**Directive:**
Go through the listing below and gather every line with the word "grid".

Start of Recorded data

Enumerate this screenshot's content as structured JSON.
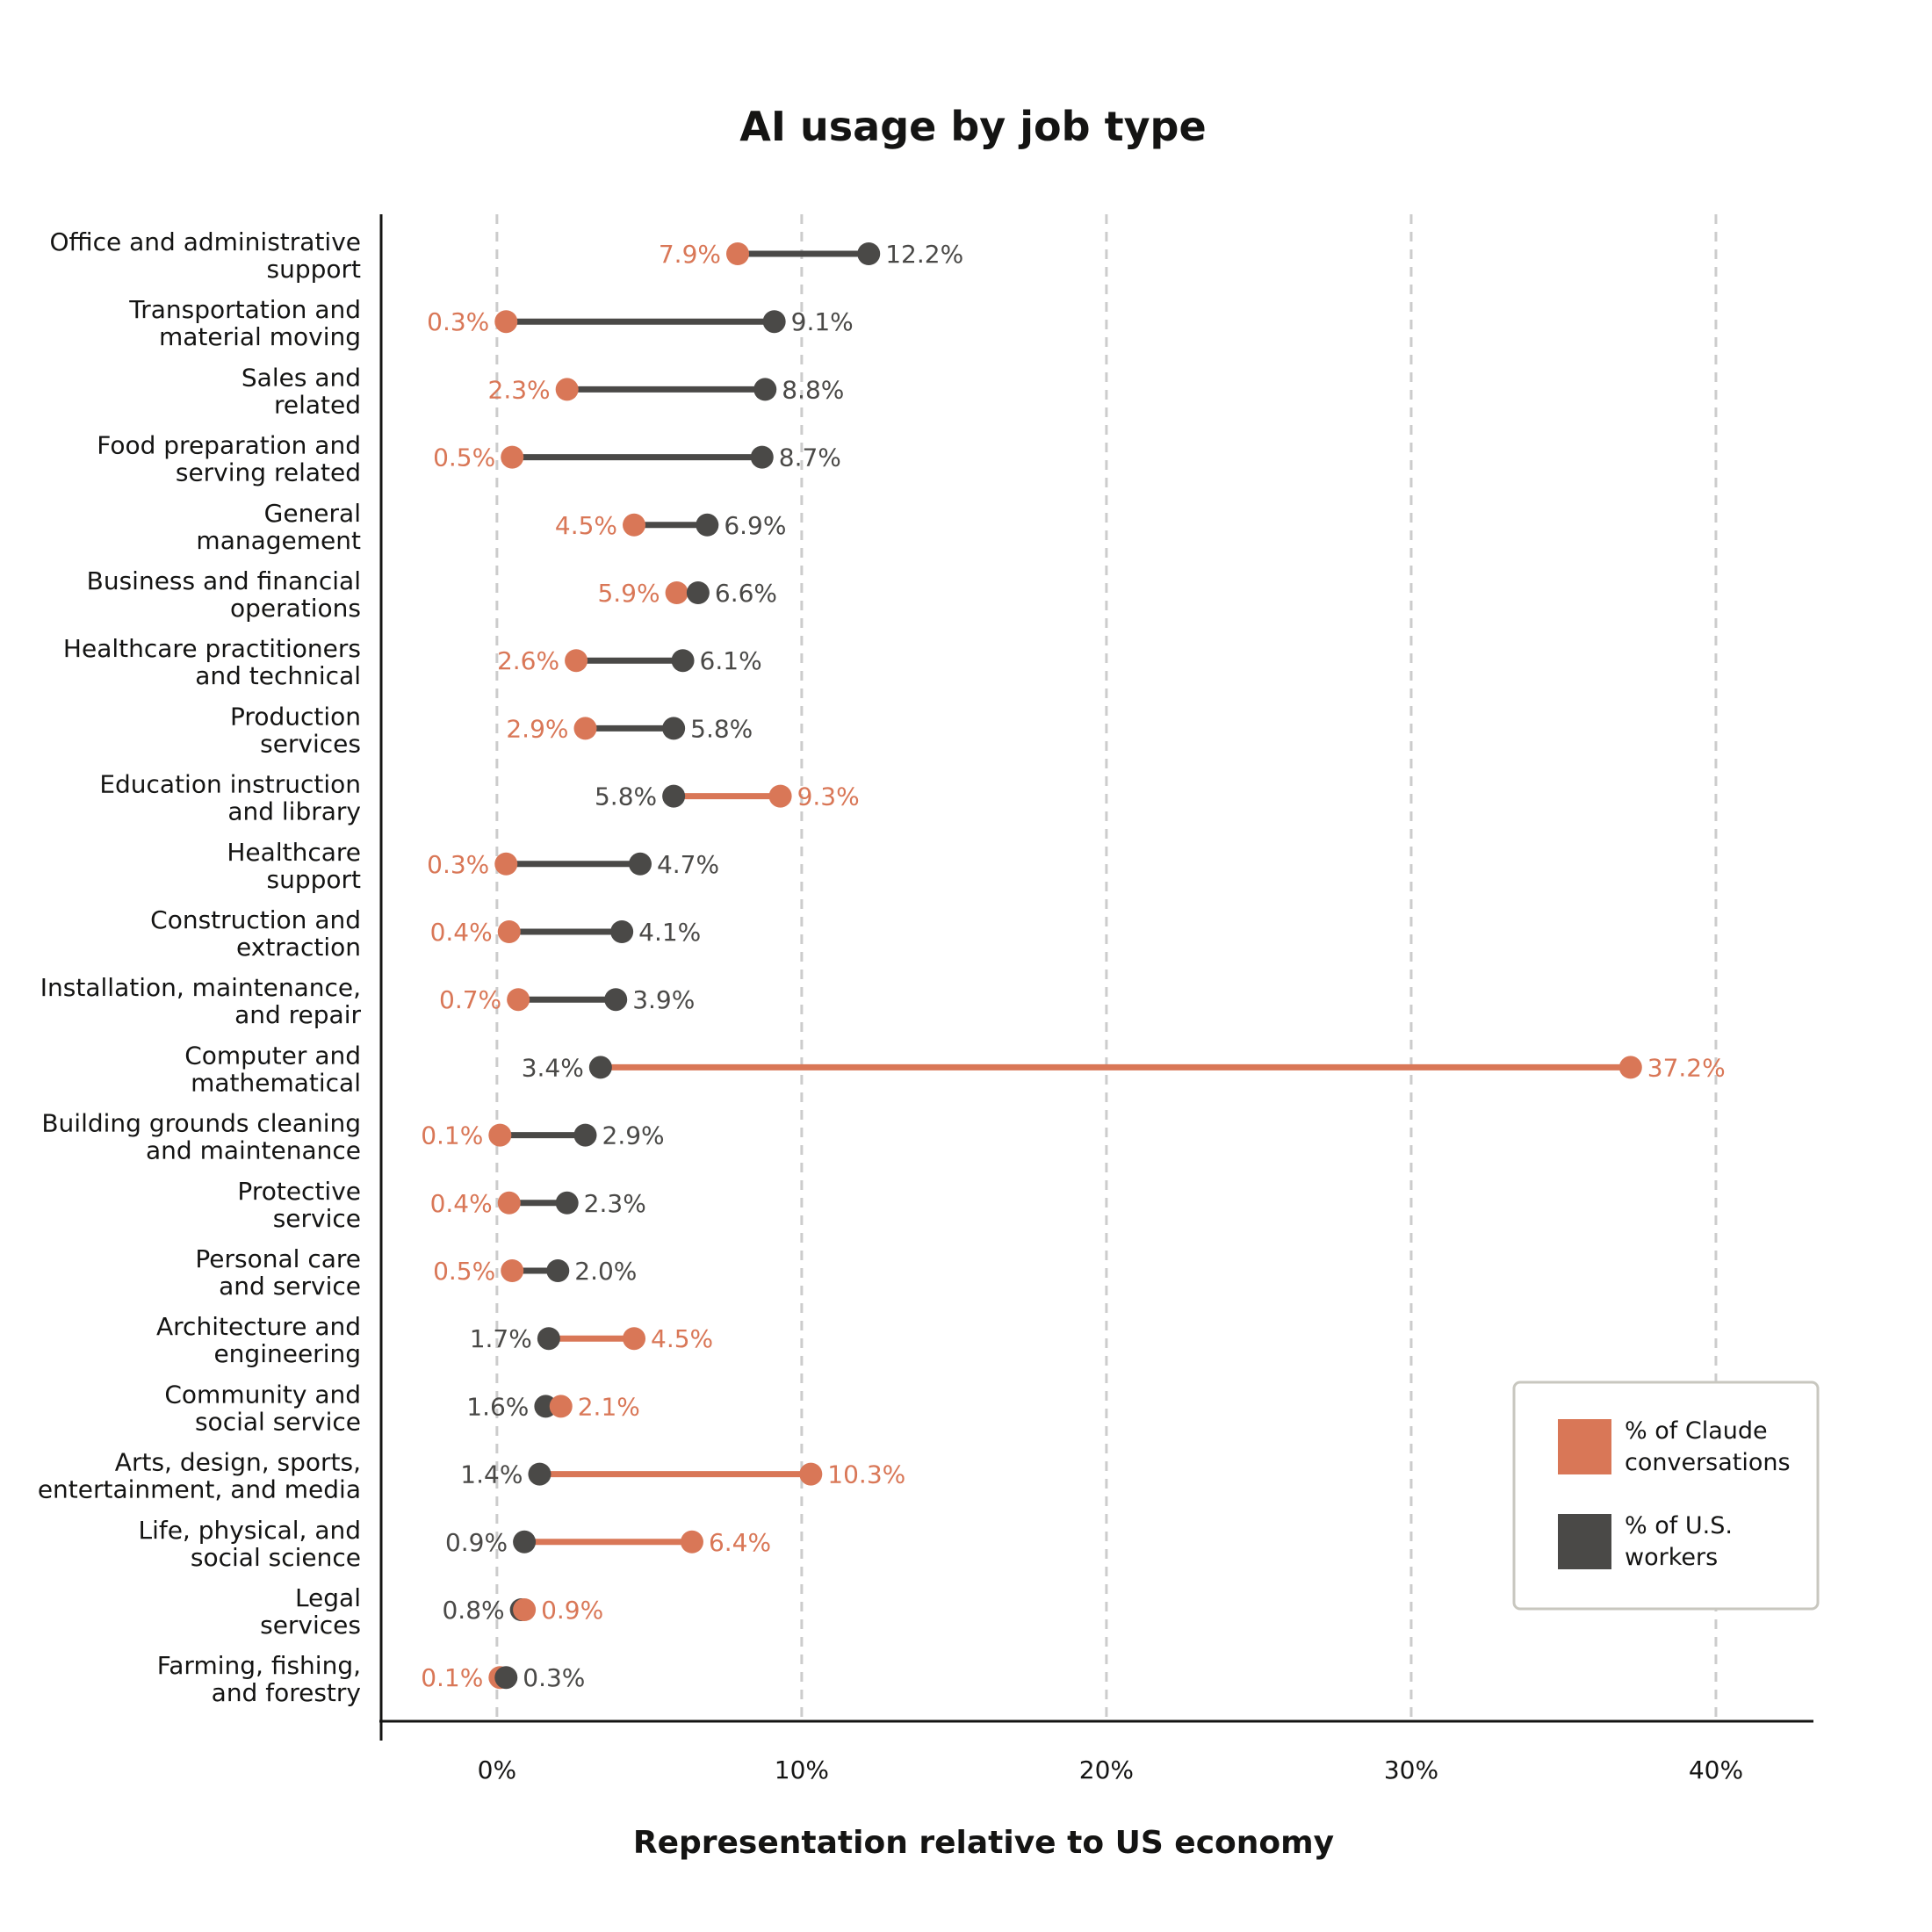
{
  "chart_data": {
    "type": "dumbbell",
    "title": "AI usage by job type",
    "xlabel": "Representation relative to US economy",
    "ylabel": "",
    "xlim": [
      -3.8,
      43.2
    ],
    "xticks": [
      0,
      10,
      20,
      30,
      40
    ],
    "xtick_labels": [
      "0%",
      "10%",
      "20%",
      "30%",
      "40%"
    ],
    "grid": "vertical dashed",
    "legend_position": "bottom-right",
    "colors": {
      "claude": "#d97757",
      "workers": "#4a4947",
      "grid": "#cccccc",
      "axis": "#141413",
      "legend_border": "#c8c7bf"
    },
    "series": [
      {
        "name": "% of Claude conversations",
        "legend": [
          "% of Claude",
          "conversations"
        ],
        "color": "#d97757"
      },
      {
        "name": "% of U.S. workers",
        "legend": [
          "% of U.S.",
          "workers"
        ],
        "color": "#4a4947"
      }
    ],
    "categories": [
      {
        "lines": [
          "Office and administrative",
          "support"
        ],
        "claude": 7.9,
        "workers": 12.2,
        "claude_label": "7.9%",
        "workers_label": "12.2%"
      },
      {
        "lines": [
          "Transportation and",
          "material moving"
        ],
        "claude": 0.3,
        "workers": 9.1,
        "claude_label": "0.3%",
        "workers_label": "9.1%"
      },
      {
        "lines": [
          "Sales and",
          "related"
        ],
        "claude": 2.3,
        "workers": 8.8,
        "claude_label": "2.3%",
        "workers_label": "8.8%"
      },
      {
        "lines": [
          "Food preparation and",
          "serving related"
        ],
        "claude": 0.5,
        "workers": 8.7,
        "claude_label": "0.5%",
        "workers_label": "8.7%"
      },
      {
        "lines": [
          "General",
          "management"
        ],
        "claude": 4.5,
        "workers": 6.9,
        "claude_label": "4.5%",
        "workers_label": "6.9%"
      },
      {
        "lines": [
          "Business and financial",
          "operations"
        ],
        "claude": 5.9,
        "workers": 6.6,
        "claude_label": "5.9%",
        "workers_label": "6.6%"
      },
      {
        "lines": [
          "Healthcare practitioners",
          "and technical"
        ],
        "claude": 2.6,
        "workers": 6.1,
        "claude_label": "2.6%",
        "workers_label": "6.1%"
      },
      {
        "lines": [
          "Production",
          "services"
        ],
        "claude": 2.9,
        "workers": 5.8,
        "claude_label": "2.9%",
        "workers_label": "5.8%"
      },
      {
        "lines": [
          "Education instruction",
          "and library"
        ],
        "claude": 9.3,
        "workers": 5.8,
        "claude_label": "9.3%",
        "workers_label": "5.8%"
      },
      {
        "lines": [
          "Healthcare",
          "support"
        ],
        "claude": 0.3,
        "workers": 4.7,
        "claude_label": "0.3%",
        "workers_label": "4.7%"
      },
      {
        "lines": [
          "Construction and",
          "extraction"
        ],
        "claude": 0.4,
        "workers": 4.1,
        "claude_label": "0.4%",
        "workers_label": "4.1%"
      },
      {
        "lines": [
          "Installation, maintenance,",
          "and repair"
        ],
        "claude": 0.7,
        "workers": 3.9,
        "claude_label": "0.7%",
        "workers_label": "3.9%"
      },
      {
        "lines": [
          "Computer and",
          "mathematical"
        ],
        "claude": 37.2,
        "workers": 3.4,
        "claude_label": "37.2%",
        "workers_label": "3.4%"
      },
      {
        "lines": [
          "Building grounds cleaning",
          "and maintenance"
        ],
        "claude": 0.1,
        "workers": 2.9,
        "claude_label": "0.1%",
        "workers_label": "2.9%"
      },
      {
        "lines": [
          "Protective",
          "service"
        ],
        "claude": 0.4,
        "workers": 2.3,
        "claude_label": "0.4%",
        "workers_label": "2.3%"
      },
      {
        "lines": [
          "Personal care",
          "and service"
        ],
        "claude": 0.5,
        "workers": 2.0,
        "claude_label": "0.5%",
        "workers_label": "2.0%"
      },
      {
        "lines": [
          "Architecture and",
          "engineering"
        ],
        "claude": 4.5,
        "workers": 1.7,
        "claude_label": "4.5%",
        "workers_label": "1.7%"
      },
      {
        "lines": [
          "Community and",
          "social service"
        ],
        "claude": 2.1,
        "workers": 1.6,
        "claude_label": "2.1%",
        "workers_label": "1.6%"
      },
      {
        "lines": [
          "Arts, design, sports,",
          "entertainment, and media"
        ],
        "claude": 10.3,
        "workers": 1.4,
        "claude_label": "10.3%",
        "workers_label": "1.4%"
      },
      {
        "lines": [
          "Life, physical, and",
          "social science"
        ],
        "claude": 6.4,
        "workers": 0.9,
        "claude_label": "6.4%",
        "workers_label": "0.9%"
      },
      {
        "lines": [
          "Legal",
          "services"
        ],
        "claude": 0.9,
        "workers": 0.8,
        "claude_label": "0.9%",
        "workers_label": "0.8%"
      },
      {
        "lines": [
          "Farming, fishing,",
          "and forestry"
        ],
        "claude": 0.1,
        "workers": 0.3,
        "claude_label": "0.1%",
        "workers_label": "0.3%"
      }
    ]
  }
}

End of Recorded data
Start of Recorded data

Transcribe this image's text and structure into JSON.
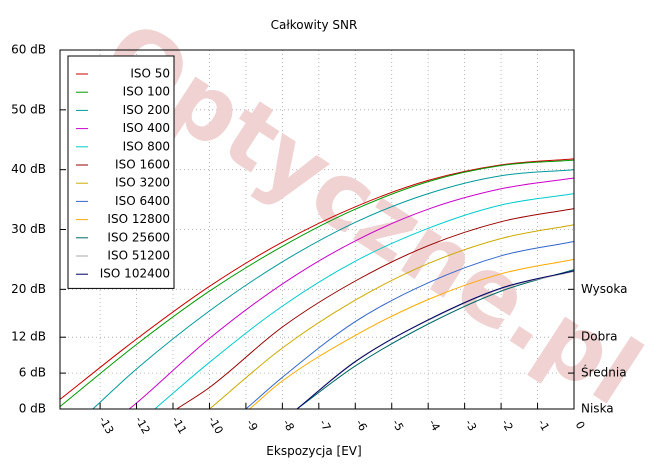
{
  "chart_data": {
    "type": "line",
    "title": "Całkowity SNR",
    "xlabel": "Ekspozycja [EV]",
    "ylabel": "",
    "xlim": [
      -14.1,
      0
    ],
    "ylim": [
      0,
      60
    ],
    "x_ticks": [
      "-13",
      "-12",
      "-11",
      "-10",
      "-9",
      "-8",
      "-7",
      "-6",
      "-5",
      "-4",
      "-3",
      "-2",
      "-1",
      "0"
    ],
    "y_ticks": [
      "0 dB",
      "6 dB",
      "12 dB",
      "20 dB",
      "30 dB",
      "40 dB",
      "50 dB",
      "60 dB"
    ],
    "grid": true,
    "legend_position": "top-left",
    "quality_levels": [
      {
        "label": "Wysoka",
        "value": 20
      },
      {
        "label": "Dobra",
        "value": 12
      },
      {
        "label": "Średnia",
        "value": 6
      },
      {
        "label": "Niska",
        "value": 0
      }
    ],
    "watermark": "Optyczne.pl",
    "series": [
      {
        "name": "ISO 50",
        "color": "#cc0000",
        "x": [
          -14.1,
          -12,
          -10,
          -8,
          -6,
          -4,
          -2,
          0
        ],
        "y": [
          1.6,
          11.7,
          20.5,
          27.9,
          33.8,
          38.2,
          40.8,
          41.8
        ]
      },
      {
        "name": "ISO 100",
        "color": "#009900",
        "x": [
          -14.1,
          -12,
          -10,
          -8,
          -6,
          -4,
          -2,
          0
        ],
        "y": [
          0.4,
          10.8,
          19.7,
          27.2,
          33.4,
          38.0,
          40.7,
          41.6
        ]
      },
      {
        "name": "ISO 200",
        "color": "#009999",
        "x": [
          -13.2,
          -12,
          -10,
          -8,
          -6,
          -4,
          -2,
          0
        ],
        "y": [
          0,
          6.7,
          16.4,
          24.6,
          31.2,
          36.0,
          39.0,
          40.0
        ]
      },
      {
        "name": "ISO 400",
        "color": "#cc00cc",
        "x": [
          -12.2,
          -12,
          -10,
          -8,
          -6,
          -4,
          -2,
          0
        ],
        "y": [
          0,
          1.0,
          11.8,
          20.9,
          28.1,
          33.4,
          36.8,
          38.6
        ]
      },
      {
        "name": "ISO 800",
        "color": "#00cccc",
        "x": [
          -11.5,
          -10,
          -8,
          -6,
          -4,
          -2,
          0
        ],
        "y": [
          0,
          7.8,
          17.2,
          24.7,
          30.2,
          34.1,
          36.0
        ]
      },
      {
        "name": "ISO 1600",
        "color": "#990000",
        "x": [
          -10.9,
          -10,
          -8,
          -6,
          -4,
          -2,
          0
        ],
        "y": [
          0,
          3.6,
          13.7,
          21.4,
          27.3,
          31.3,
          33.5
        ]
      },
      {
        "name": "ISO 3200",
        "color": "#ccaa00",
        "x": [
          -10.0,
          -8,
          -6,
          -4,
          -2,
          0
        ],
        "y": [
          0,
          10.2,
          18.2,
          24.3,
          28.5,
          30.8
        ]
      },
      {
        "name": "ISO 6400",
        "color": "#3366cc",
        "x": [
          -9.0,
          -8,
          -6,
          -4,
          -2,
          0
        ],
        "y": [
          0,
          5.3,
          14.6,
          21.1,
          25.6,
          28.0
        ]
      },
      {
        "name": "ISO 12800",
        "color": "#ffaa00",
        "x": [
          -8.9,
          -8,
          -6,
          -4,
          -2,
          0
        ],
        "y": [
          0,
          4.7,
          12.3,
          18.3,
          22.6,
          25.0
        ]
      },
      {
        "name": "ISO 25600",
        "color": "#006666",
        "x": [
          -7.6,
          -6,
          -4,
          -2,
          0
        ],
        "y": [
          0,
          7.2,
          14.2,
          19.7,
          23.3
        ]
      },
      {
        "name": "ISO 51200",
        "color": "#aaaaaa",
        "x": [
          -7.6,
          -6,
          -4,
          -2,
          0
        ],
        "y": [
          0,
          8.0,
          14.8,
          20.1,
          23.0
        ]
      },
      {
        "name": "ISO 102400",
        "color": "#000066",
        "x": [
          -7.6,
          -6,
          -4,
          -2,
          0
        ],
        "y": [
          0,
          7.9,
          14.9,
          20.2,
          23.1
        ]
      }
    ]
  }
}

End of Recorded data

**The reply:**
    "grid": "vertical dashed",
      "grid": "#cccccc",
    "grid": true,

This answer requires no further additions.